**Set task**
In the listing below, pick out lines with "Outboard".

Begin Extracted data

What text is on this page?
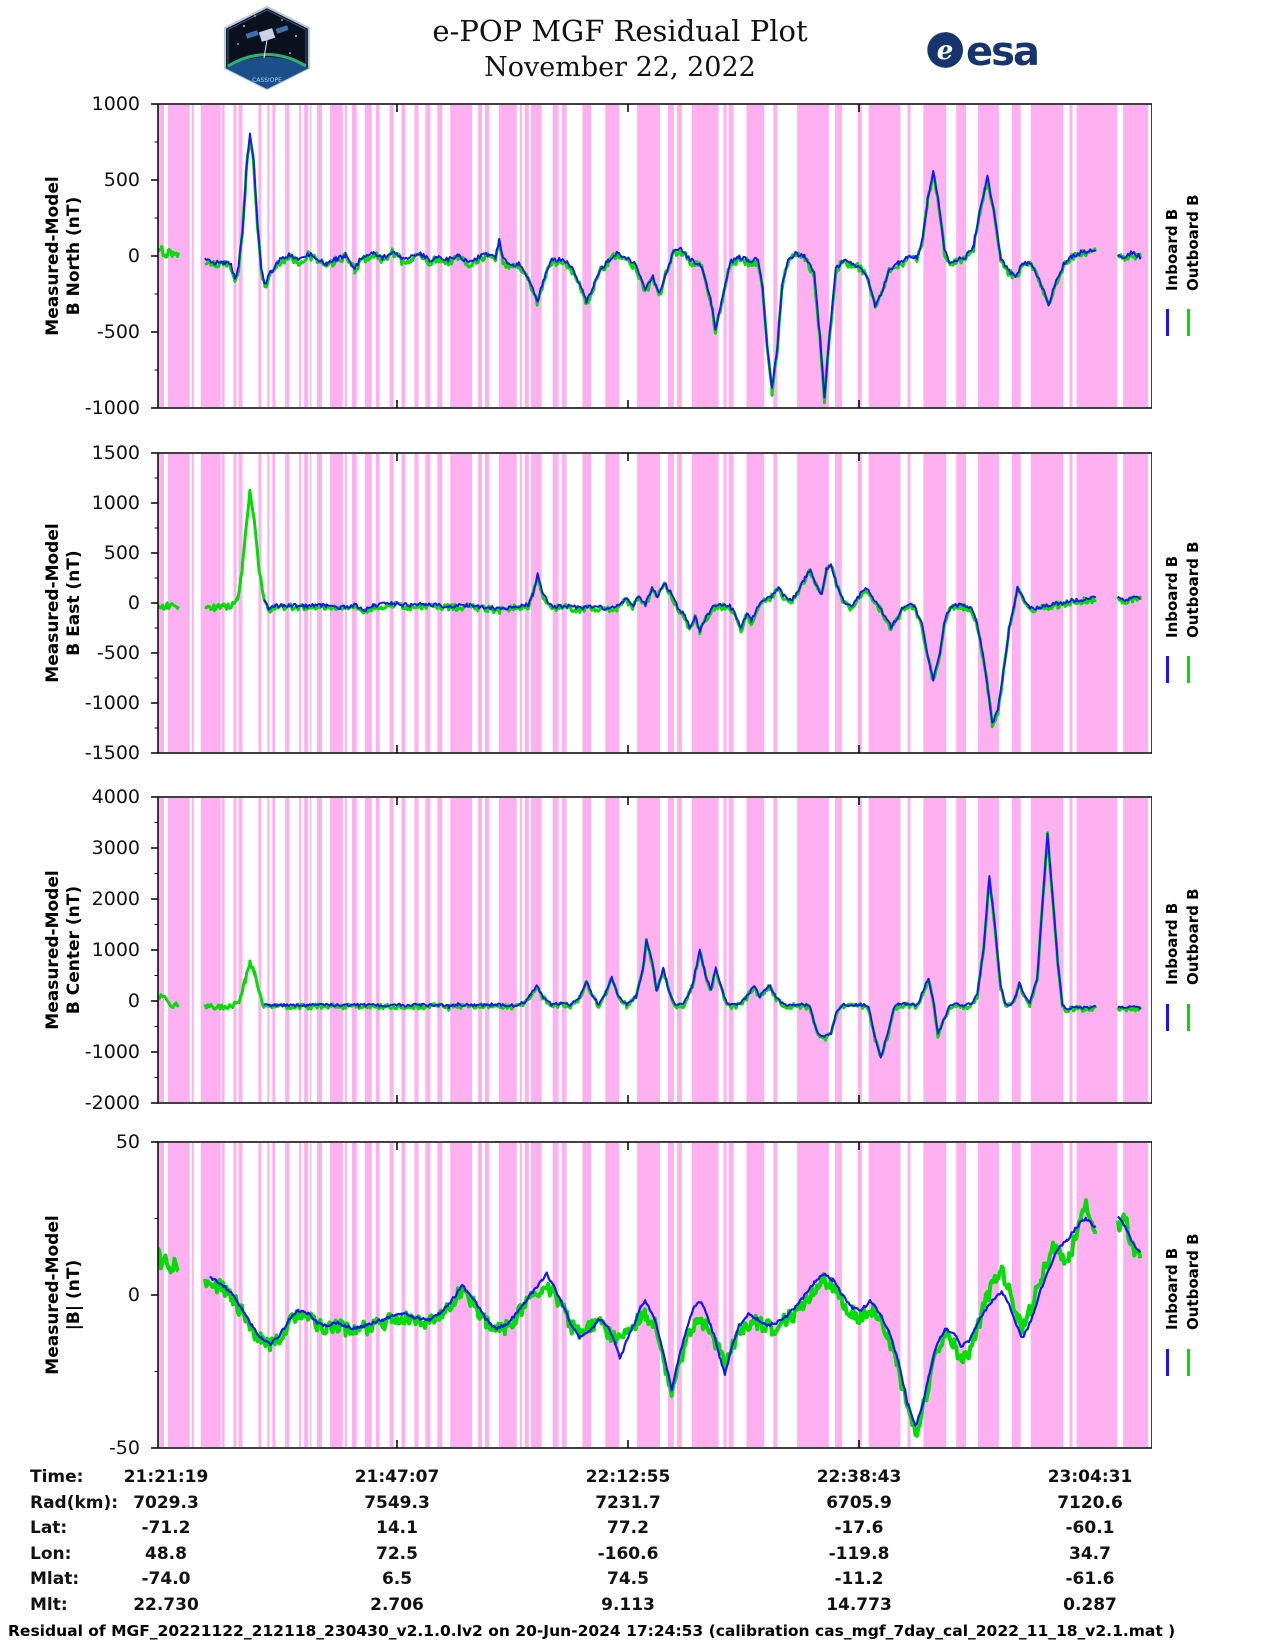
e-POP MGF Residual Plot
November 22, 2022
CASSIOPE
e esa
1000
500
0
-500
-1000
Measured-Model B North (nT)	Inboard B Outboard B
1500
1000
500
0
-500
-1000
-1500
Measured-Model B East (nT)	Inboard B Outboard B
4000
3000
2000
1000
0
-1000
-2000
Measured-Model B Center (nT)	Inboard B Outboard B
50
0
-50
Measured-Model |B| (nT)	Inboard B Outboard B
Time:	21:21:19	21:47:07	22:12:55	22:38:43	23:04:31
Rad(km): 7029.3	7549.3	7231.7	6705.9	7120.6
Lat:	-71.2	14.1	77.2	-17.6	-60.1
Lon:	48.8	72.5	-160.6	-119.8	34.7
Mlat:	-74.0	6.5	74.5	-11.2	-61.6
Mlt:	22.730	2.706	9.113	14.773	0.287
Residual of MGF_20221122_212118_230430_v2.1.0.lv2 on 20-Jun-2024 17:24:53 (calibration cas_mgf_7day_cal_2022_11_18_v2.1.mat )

End Extracted data
Begin Extracted data

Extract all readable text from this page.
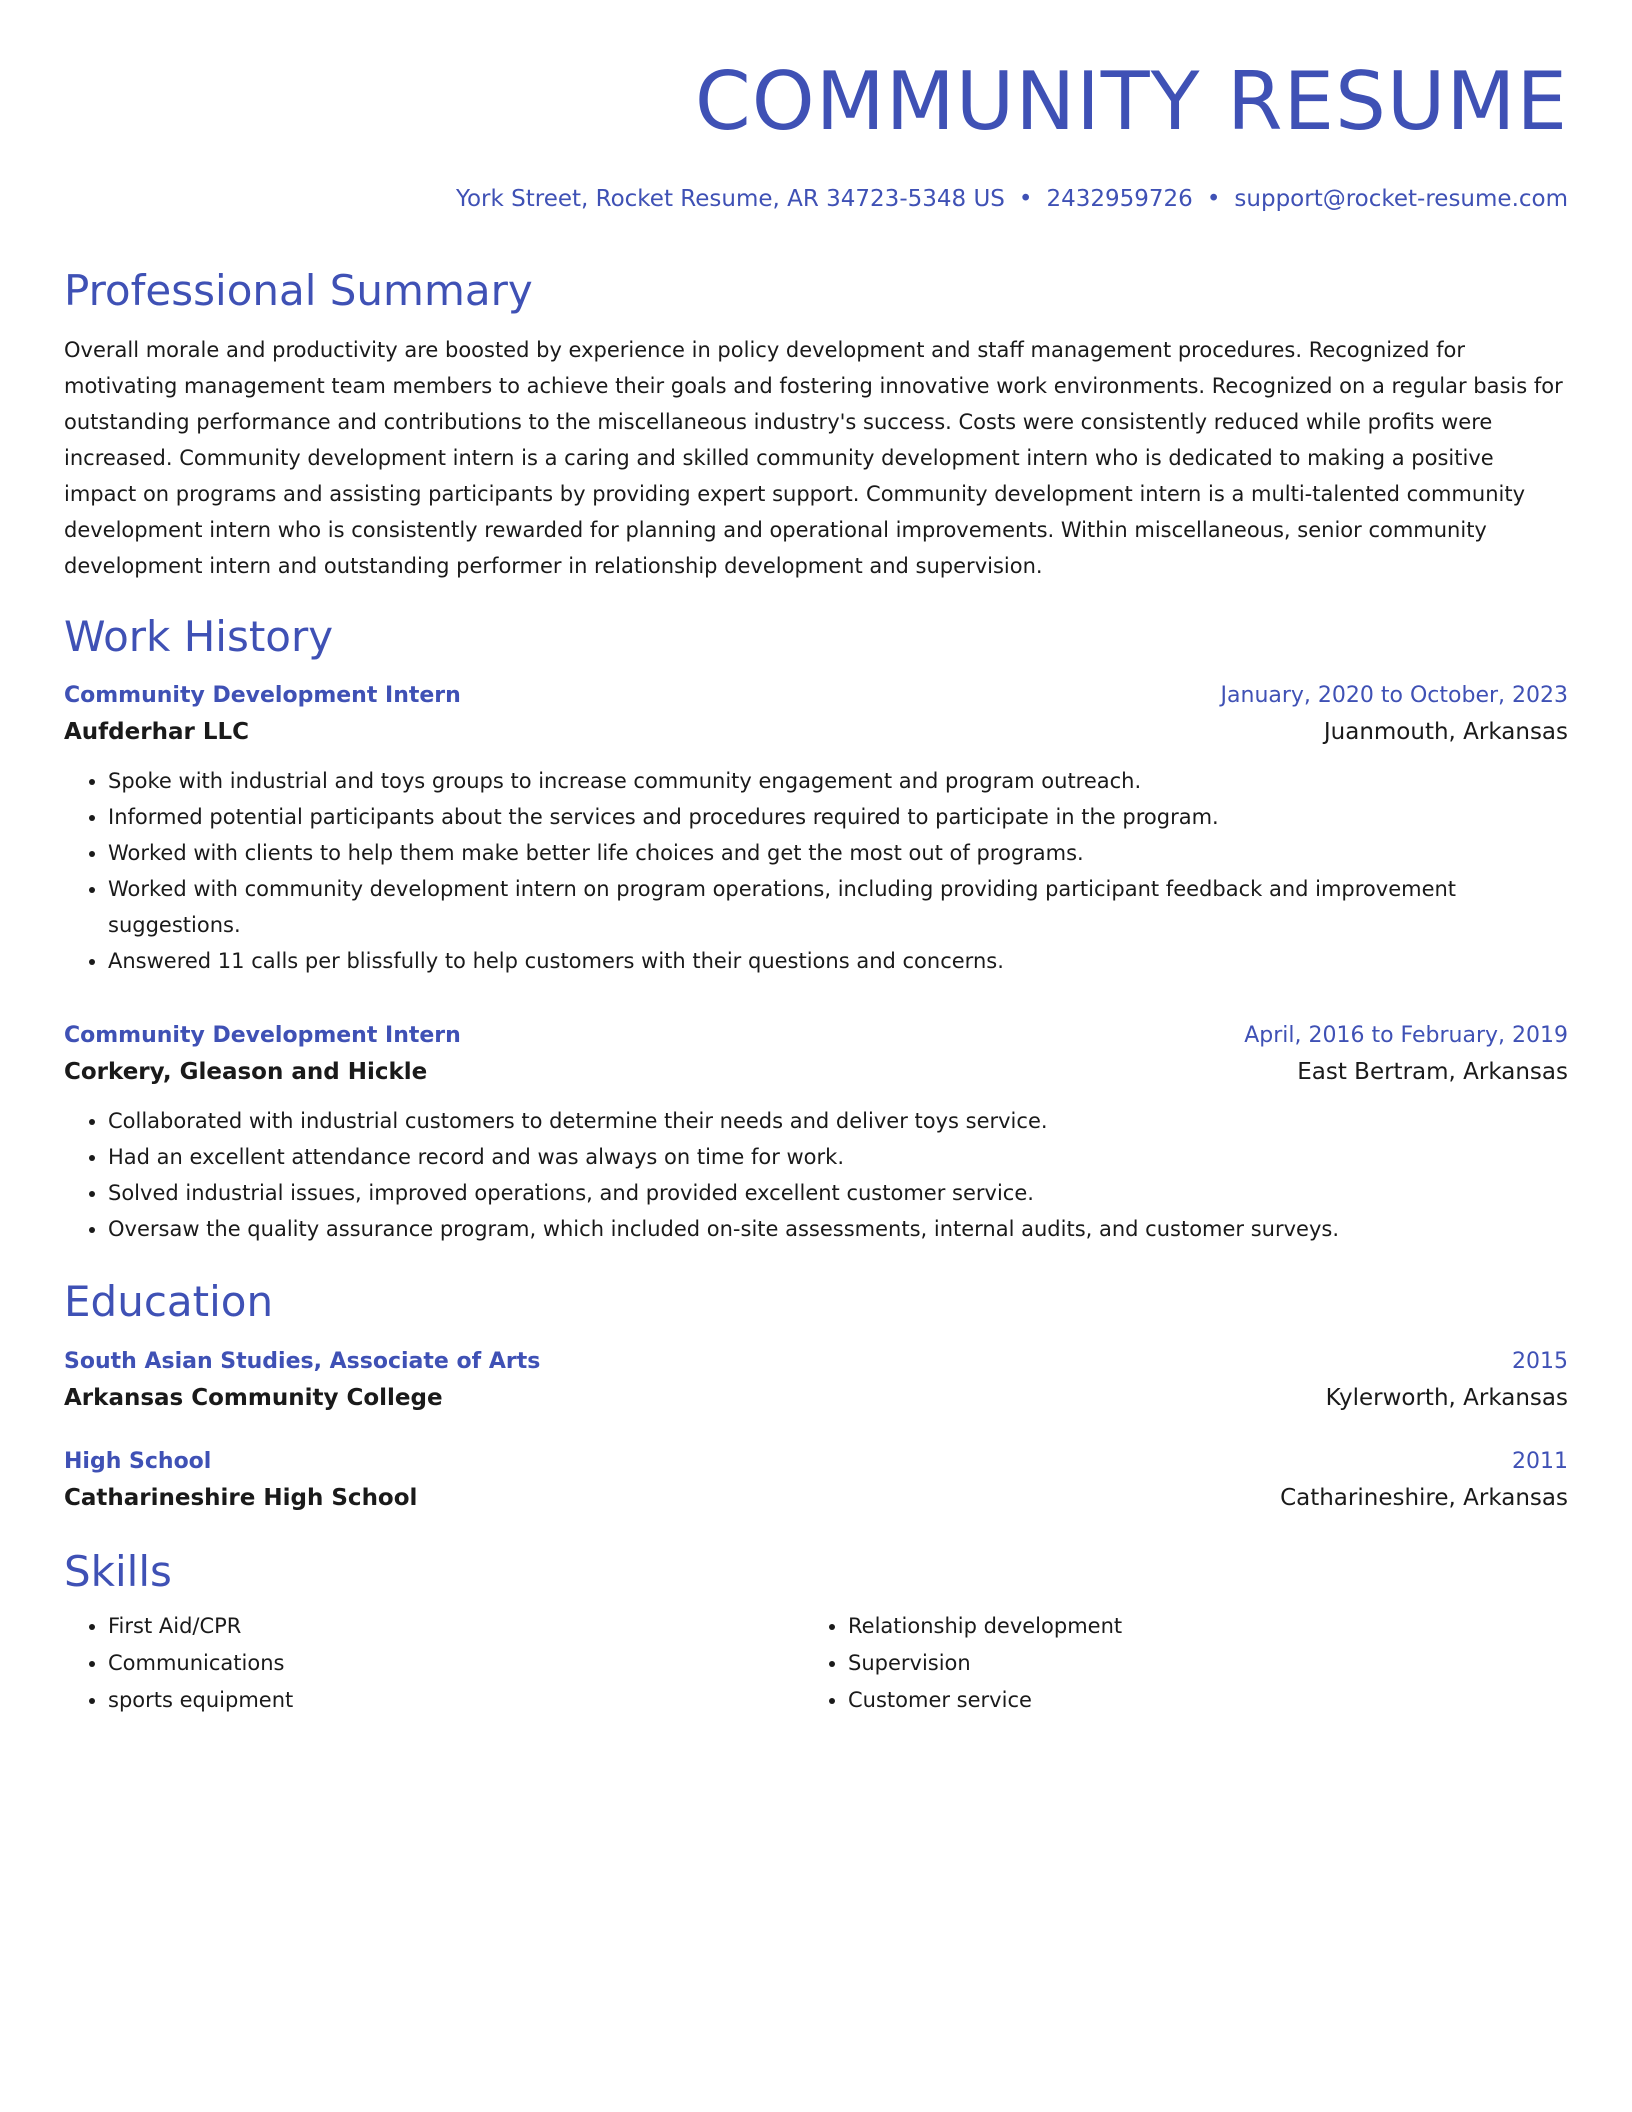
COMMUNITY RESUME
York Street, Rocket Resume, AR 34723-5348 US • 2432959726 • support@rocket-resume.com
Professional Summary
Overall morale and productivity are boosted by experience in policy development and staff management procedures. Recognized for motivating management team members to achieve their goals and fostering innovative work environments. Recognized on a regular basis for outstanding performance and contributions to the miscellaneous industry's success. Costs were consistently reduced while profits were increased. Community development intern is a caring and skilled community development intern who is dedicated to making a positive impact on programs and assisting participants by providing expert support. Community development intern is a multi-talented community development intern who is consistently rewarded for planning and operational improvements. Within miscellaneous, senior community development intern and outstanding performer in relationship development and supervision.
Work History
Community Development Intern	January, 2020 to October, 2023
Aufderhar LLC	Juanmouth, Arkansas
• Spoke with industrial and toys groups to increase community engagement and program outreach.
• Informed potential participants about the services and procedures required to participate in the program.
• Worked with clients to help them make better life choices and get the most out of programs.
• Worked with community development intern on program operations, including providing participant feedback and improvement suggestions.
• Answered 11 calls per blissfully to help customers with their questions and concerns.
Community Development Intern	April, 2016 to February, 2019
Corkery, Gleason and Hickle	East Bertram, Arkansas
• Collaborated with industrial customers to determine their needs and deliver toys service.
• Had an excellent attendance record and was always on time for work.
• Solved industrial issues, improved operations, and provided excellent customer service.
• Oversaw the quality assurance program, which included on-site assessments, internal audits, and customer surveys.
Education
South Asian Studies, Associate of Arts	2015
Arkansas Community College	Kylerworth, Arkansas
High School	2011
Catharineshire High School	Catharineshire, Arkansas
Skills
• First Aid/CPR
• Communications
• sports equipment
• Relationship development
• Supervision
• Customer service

End Extracted data

**Solution to the problem**
Measured-Model B North (nT)	Inboard B Outboard B
Measured-Model B East (nT)	Inboard B Outboard B
Measured-Model B Center (nT)	Inboard B Outboard B
Measured-Model |B| (nT)	Inboard B Outboard B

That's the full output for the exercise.